begin EXTRACTED RECORDS

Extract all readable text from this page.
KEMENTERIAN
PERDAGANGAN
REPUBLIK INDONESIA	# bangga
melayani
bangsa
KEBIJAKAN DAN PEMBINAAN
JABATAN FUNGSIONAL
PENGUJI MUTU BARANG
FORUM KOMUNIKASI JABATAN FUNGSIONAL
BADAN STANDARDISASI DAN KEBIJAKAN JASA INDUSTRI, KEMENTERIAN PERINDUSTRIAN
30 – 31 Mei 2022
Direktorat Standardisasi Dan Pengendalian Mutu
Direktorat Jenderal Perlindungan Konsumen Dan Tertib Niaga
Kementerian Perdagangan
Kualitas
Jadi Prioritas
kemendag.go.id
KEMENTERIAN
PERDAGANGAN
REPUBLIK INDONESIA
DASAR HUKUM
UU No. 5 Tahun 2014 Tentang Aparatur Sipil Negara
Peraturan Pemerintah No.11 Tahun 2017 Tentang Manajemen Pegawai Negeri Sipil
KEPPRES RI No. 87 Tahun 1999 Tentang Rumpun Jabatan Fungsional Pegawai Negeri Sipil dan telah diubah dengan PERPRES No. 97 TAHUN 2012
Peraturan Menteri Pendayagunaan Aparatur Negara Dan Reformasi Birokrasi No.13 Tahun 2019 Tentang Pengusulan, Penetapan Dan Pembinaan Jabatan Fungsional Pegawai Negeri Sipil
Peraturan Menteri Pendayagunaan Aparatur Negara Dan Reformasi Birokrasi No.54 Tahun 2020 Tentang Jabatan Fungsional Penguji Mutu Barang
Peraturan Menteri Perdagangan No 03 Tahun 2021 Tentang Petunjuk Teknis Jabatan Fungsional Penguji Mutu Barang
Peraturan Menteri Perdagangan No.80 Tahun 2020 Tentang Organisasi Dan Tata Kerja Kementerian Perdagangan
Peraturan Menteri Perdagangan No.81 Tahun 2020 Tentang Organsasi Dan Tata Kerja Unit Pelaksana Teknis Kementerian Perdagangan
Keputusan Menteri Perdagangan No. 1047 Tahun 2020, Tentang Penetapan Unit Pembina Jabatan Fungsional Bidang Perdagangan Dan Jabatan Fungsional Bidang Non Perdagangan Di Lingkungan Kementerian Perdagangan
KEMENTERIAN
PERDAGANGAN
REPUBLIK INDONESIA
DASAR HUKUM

end EXTRACTED RECORDS
begin EXTRACTED RECORDS

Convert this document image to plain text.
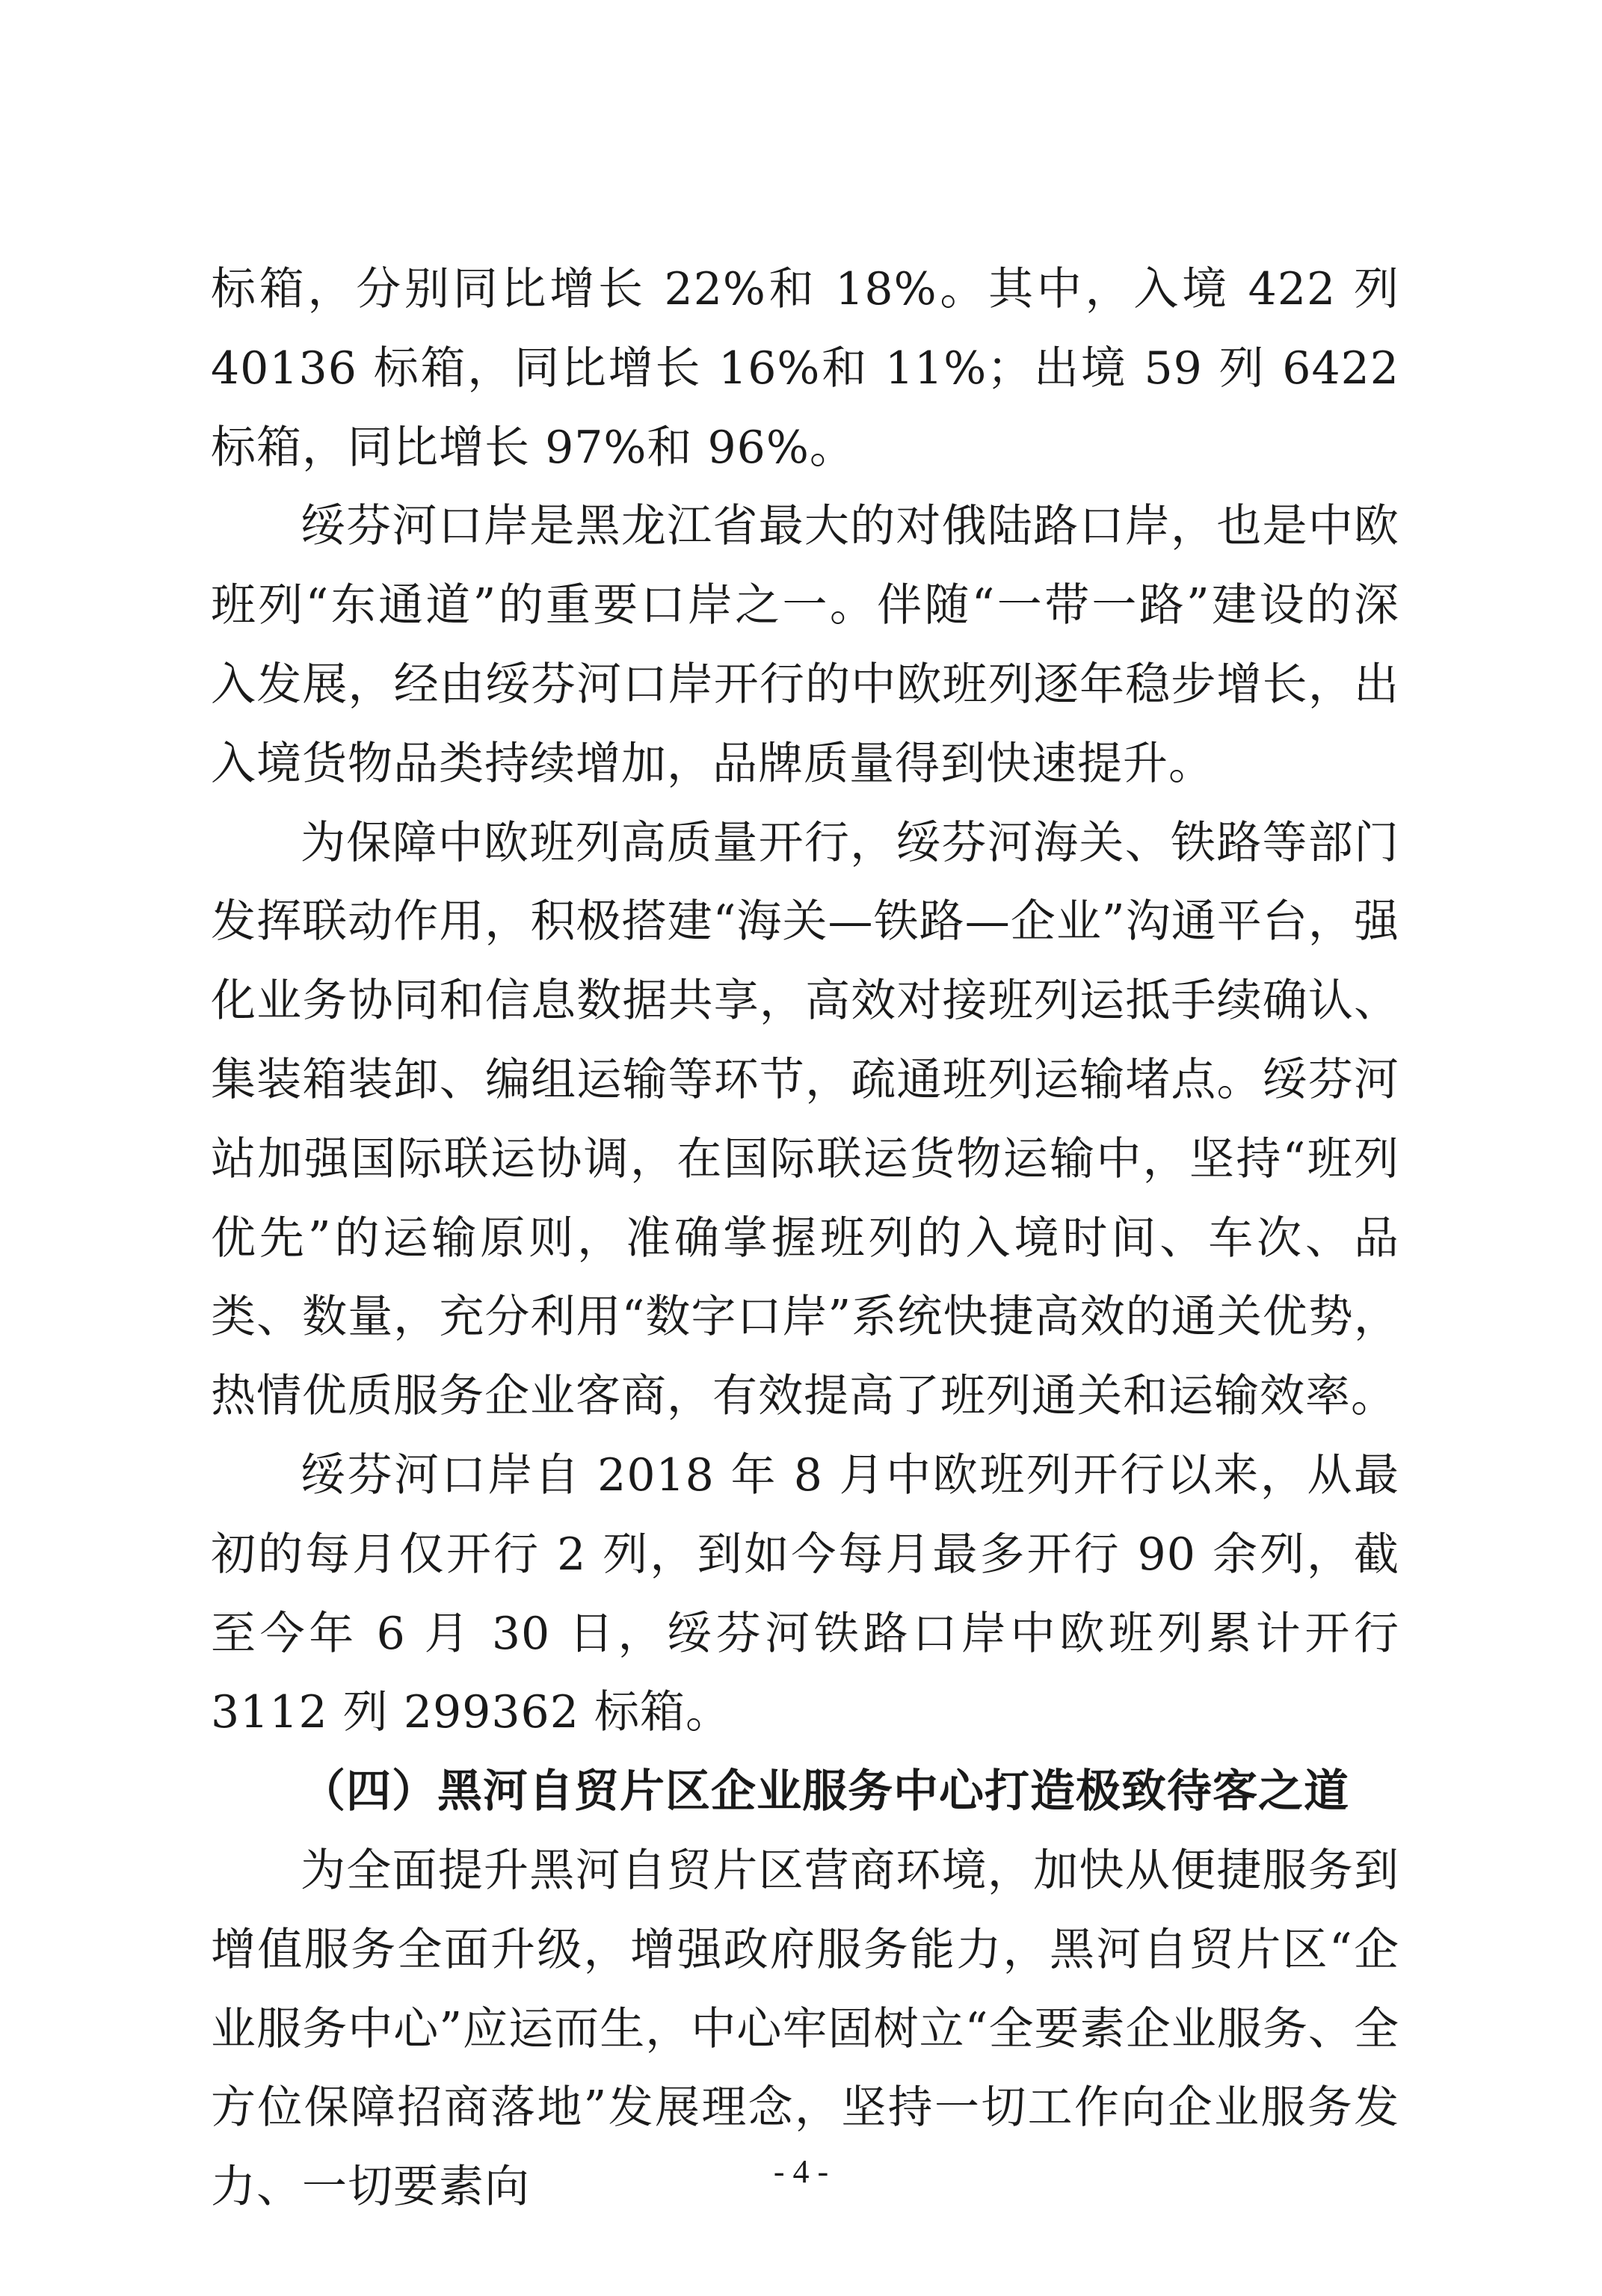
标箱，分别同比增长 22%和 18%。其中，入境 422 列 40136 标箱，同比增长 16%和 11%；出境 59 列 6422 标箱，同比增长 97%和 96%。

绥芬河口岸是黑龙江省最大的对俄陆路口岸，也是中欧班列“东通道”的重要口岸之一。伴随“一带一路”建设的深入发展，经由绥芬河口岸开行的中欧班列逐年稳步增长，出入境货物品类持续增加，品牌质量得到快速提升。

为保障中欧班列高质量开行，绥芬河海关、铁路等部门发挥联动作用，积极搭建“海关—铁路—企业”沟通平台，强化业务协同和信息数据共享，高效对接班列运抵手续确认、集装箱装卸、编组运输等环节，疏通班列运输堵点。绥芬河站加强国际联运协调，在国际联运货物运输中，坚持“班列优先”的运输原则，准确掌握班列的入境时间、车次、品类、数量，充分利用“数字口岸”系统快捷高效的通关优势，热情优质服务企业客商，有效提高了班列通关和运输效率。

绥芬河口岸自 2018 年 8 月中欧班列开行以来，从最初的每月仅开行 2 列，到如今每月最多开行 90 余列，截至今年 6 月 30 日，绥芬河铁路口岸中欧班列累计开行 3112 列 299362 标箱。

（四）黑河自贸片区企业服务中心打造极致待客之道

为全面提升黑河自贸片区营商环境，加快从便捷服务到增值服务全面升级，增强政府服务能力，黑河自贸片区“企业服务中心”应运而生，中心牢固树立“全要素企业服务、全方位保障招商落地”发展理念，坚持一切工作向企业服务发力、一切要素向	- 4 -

end EXTRACTED RECORDS

Collect every line with the string "this" from the records, and copy each.

Extract all readable text from this page.
Convert this document image to plain text.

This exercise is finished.